> [Given instruction a] Print each of the annotated drawing entries below, line for line and without any change.

# # #

Some thoughts from my Easter Day sermon in this season of New Life:

Christians tell two wonderful stories, one at Christmas and the other at Easter. They are the great myths of our tradition but in calling them myths I’m not suggesting they’re not true. I mean, rather, that their meaning unfolds in our lives on so many levels that they hold more truth that simple facts ever could.  Poetry, myth, art: these are what connect our particular, concrete experience with the fundamental, but abstract, principles that shape our lives; it’s through these connections that we make meaning of our lives, understand our life purpose: why we’re here and what we’re meant to be and do.  Myths invite us to go a little deeper, nourishing our inner selves: touching and holding and shaping the very core of our being.  Myths are about what’s Real.  C.S. Lewis the great Christian apologist and scholar, used to distinguish between truth and reality: “Truth is always about something,” he wrote, “but reality is that about which truth is. …every myth becomes the [parent]of innumerable [abstract] truths….”  

            Lewis goes on to insist, though, that in the life of Jesus of Nazareth, myth became fact and to imply that it couldn’t have been any other way: doesn’t it make sense that divine Mystery would connect with human experience by incarnating the values woven into the very fabric of Creation, values that are imbedded in the great tales of human culture everywhere?  It’s worth pondering that question…   For if the answer is “yes,” we have in this myth-become-fact a lens through which to view our own particular experience, to make meaning of the facts of our own lives: the little things that happen day by day or the great moments and movements of our life-times. 

            As I prepared for Easter I found myself wondering about how the truths of the two great Christian myths are linked, how the meaning of each illuminates and completes the truth of other.  Since many of us find our way to church especially for the telling of these two stories, it was, I thought, a direction worth exploring.  So what do these Christian stories tell us that really matters to our lives now, two thousand years later?

# # #

> [Given instruction b] Output the stretch of the Easter sermon from "Lewis goes on" through "of our life-times.", word for word.

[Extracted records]
# # #

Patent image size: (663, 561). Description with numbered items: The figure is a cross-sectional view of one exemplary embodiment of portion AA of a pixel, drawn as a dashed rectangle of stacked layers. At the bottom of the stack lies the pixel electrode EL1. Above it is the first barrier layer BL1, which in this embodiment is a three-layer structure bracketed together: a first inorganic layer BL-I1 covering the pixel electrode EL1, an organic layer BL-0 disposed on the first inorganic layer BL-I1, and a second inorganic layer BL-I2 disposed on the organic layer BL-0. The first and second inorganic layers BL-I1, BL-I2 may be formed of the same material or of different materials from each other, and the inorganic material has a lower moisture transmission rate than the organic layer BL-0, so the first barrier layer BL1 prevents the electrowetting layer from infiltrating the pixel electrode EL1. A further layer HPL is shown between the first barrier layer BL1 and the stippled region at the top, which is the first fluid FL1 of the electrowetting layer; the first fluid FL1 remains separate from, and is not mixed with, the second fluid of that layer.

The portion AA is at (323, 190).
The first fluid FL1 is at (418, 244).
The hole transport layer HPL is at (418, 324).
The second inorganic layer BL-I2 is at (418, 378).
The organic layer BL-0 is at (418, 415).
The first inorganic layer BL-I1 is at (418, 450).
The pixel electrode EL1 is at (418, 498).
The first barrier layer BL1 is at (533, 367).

# # #

> [Task solution a]
Patent image size: (663, 561). Description with numbered items: The figure is a cross-sectional view of one exemplary embodiment of portion AA of a pixel, drawn as a dashed rectangle of stacked layers. At the bottom of the stack lies the pixel electrode EL1. Above it is the first barrier layer BL1, which in this embodiment is a three-layer structure bracketed together: a first inorganic layer BL-I1 covering the pixel electrode EL1, an organic layer BL-0 disposed on the first inorganic layer BL-I1, and a second inorganic layer BL-I2 disposed on the organic layer BL-0. The first and second inorganic layers BL-I1, BL-I2 may be formed of the same material or of different materials from each other, and the inorganic material has a lower moisture transmission rate than the organic layer BL-0, so the first barrier layer BL1 prevents the electrowetting layer from infiltrating the pixel electrode EL1. A further layer HPL is shown between the first barrier layer BL1 and the stippled region at the top, which is the first fluid FL1 of the electrowetting layer; the first fluid FL1 remains separate from, and is not mixed with, the second fluid of that layer.

The portion AA is at (323, 190).
The first fluid FL1 is at (418, 244).
The hole transport layer HPL is at (418, 324).
The second inorganic layer BL-I2 is at (418, 378).
The organic layer BL-0 is at (418, 415).
The first inorganic layer BL-I1 is at (418, 450).
The pixel electrode EL1 is at (418, 498).
The first barrier layer BL1 is at (533, 367).

> [Task solution b]
Lewis goes on to insist, though, that in the life of Jesus of Nazareth, myth became fact and to imply that it couldn’t have been any other way: doesn’t it make sense that divine Mystery would connect with human experience by incarnating the values woven into the very fabric of Creation, values that are imbedded in the great tales of human culture everywhere?  It’s worth pondering that question…   For if the answer is “yes,” we have in this myth-become-fact a lens through which to view our own particular experience, to make meaning of the facts of our own lives: the little things that happen day by day or the great moments and movements of our life-times.